§ **Data for this exercise**:
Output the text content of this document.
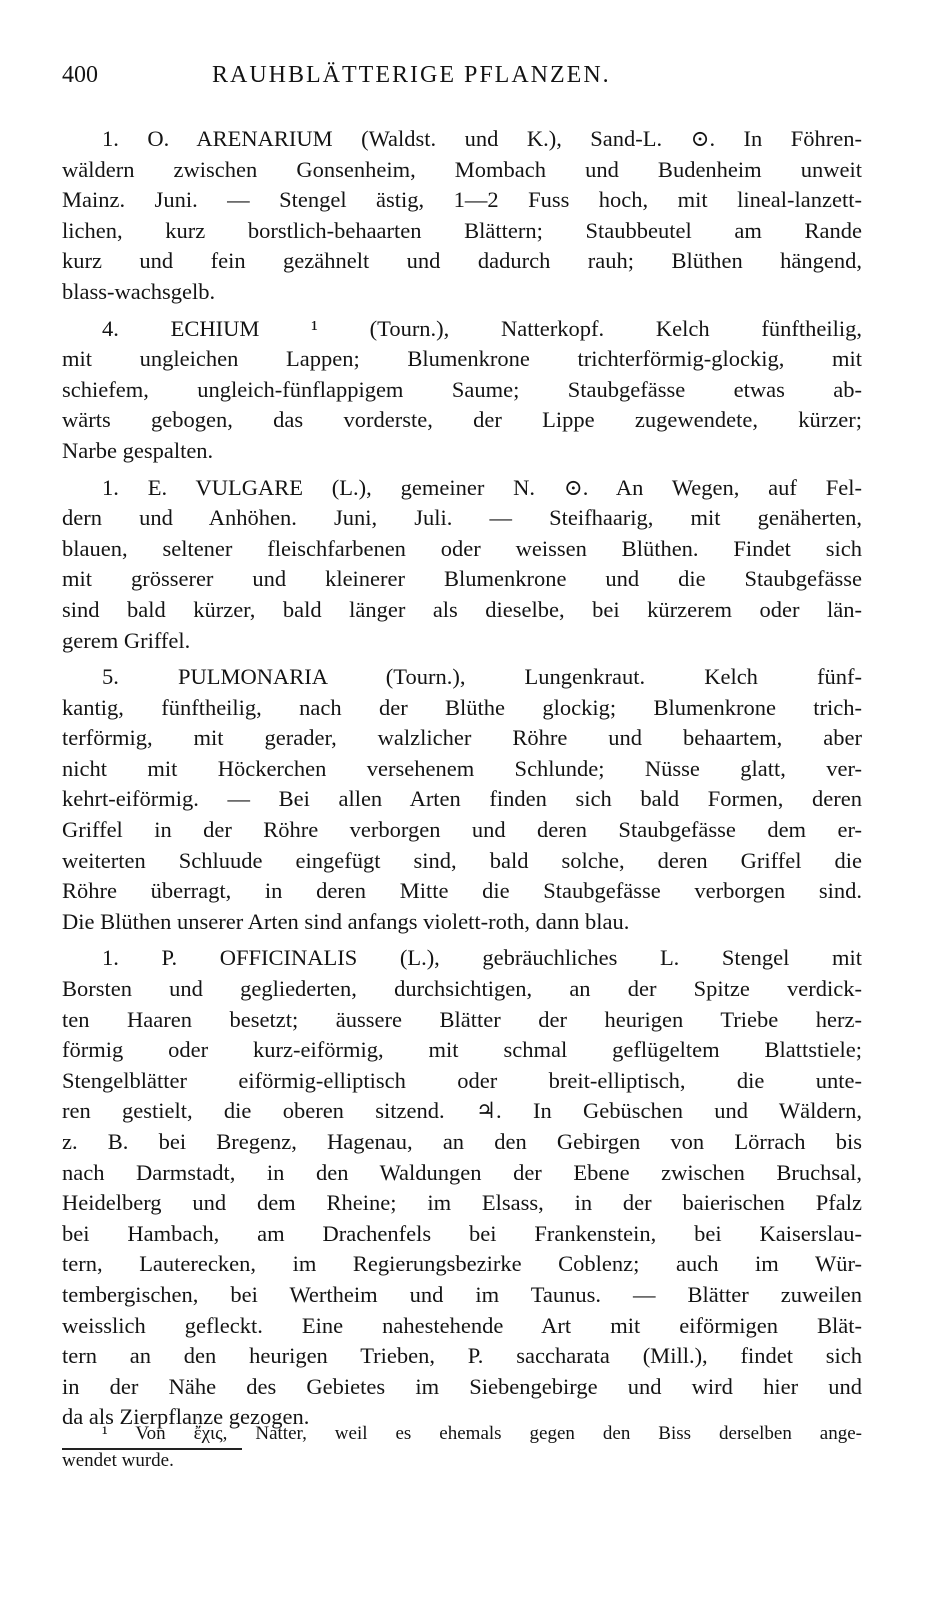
400	RAUHBLÄTTERIGE PFLANZEN.
1. O. ARENARIUM (Waldst. und K.), Sand-L. ⊙. In Föhren-
wäldern zwischen Gonsenheim, Mombach und Budenheim unweit
Mainz. Juni. — Stengel ästig, 1—2 Fuss hoch, mit lineal-lanzett-
lichen, kurz borstlich-behaarten Blättern; Staubbeutel am Rande
kurz und fein gezähnelt und dadurch rauh; Blüthen hängend,
blass-wachsgelb.
4. ECHIUM ¹ (Tourn.), Natterkopf. Kelch fünftheilig,
mit ungleichen Lappen; Blumenkrone trichterförmig-glockig, mit
schiefem, ungleich-fünflappigem Saume; Staubgefässe etwas ab-
wärts gebogen, das vorderste, der Lippe zugewendete, kürzer;
Narbe gespalten.
1. E. VULGARE (L.), gemeiner N. ⊙. An Wegen, auf Fel-
dern und Anhöhen. Juni, Juli. — Steifhaarig, mit genäherten,
blauen, seltener fleischfarbenen oder weissen Blüthen. Findet sich
mit grösserer und kleinerer Blumenkrone und die Staubgefässe
sind bald kürzer, bald länger als dieselbe, bei kürzerem oder län-
gerem Griffel.
5. PULMONARIA (Tourn.), Lungenkraut. Kelch fünf-
kantig, fünftheilig, nach der Blüthe glockig; Blumenkrone trich-
terförmig, mit gerader, walzlicher Röhre und behaartem, aber
nicht mit Höckerchen versehenem Schlunde; Nüsse glatt, ver-
kehrt-eiförmig. — Bei allen Arten finden sich bald Formen, deren
Griffel in der Röhre verborgen und deren Staubgefässe dem er-
weiterten Schluude eingefügt sind, bald solche, deren Griffel die
Röhre überragt, in deren Mitte die Staubgefässe verborgen sind.
Die Blüthen unserer Arten sind anfangs violett-roth, dann blau.
1. P. OFFICINALIS (L.), gebräuchliches L. Stengel mit
Borsten und gegliederten, durchsichtigen, an der Spitze verdick-
ten Haaren besetzt; äussere Blätter der heurigen Triebe herz-
förmig oder kurz-eiförmig, mit schmal geflügeltem Blattstiele;
Stengelblätter eiförmig-elliptisch oder breit-elliptisch, die unte-
ren gestielt, die oberen sitzend. ♃. In Gebüschen und Wäldern,
z. B. bei Bregenz, Hagenau, an den Gebirgen von Lörrach bis
nach Darmstadt, in den Waldungen der Ebene zwischen Bruchsal,
Heidelberg und dem Rheine; im Elsass, in der baierischen Pfalz
bei Hambach, am Drachenfels bei Frankenstein, bei Kaiserslau-
tern, Lauterecken, im Regierungsbezirke Coblenz; auch im Wür-
tembergischen, bei Wertheim und im Taunus. — Blätter zuweilen
weisslich gefleckt. Eine nahestehende Art mit eiförmigen Blät-
tern an den heurigen Trieben, P. saccharata (Mill.), findet sich
in der Nähe des Gebietes im Siebengebirge und wird hier und
da als Zierpflanze gezogen.
¹ Von ἔχις, Natter, weil es ehemals gegen den Biss derselben ange-
wendet wurde.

§ **Brief**:
Repeat the preceding records precisely, and leave every picture out of the copy.

§ **Response for this exercise**:
Output the text content of this document.
400	RAUHBLÄTTERIGE PFLANZEN.
1. O. ARENARIUM (Waldst. und K.), Sand-L. ⊙. In Föhren-
wäldern zwischen Gonsenheim, Mombach und Budenheim unweit
Mainz. Juni. — Stengel ästig, 1—2 Fuss hoch, mit lineal-lanzett-
lichen, kurz borstlich-behaarten Blättern; Staubbeutel am Rande
kurz und fein gezähnelt und dadurch rauh; Blüthen hängend,
blass-wachsgelb.
4. ECHIUM ¹ (Tourn.), Natterkopf. Kelch fünftheilig,
mit ungleichen Lappen; Blumenkrone trichterförmig-glockig, mit
schiefem, ungleich-fünflappigem Saume; Staubgefässe etwas ab-
wärts gebogen, das vorderste, der Lippe zugewendete, kürzer;
Narbe gespalten.
1. E. VULGARE (L.), gemeiner N. ⊙. An Wegen, auf Fel-
dern und Anhöhen. Juni, Juli. — Steifhaarig, mit genäherten,
blauen, seltener fleischfarbenen oder weissen Blüthen. Findet sich
mit grösserer und kleinerer Blumenkrone und die Staubgefässe
sind bald kürzer, bald länger als dieselbe, bei kürzerem oder län-
gerem Griffel.
5. PULMONARIA (Tourn.), Lungenkraut. Kelch fünf-
kantig, fünftheilig, nach der Blüthe glockig; Blumenkrone trich-
terförmig, mit gerader, walzlicher Röhre und behaartem, aber
nicht mit Höckerchen versehenem Schlunde; Nüsse glatt, ver-
kehrt-eiförmig. — Bei allen Arten finden sich bald Formen, deren
Griffel in der Röhre verborgen und deren Staubgefässe dem er-
weiterten Schluude eingefügt sind, bald solche, deren Griffel die
Röhre überragt, in deren Mitte die Staubgefässe verborgen sind.
Die Blüthen unserer Arten sind anfangs violett-roth, dann blau.
1. P. OFFICINALIS (L.), gebräuchliches L. Stengel mit
Borsten und gegliederten, durchsichtigen, an der Spitze verdick-
ten Haaren besetzt; äussere Blätter der heurigen Triebe herz-
förmig oder kurz-eiförmig, mit schmal geflügeltem Blattstiele;
Stengelblätter eiförmig-elliptisch oder breit-elliptisch, die unte-
ren gestielt, die oberen sitzend. ♃. In Gebüschen und Wäldern,
z. B. bei Bregenz, Hagenau, an den Gebirgen von Lörrach bis
nach Darmstadt, in den Waldungen der Ebene zwischen Bruchsal,
Heidelberg und dem Rheine; im Elsass, in der baierischen Pfalz
bei Hambach, am Drachenfels bei Frankenstein, bei Kaiserslau-
tern, Lauterecken, im Regierungsbezirke Coblenz; auch im Wür-
tembergischen, bei Wertheim und im Taunus. — Blätter zuweilen
weisslich gefleckt. Eine nahestehende Art mit eiförmigen Blät-
tern an den heurigen Trieben, P. saccharata (Mill.), findet sich
in der Nähe des Gebietes im Siebengebirge und wird hier und
da als Zierpflanze gezogen.
¹ Von ἔχις, Natter, weil es ehemals gegen den Biss derselben ange-
wendet wurde.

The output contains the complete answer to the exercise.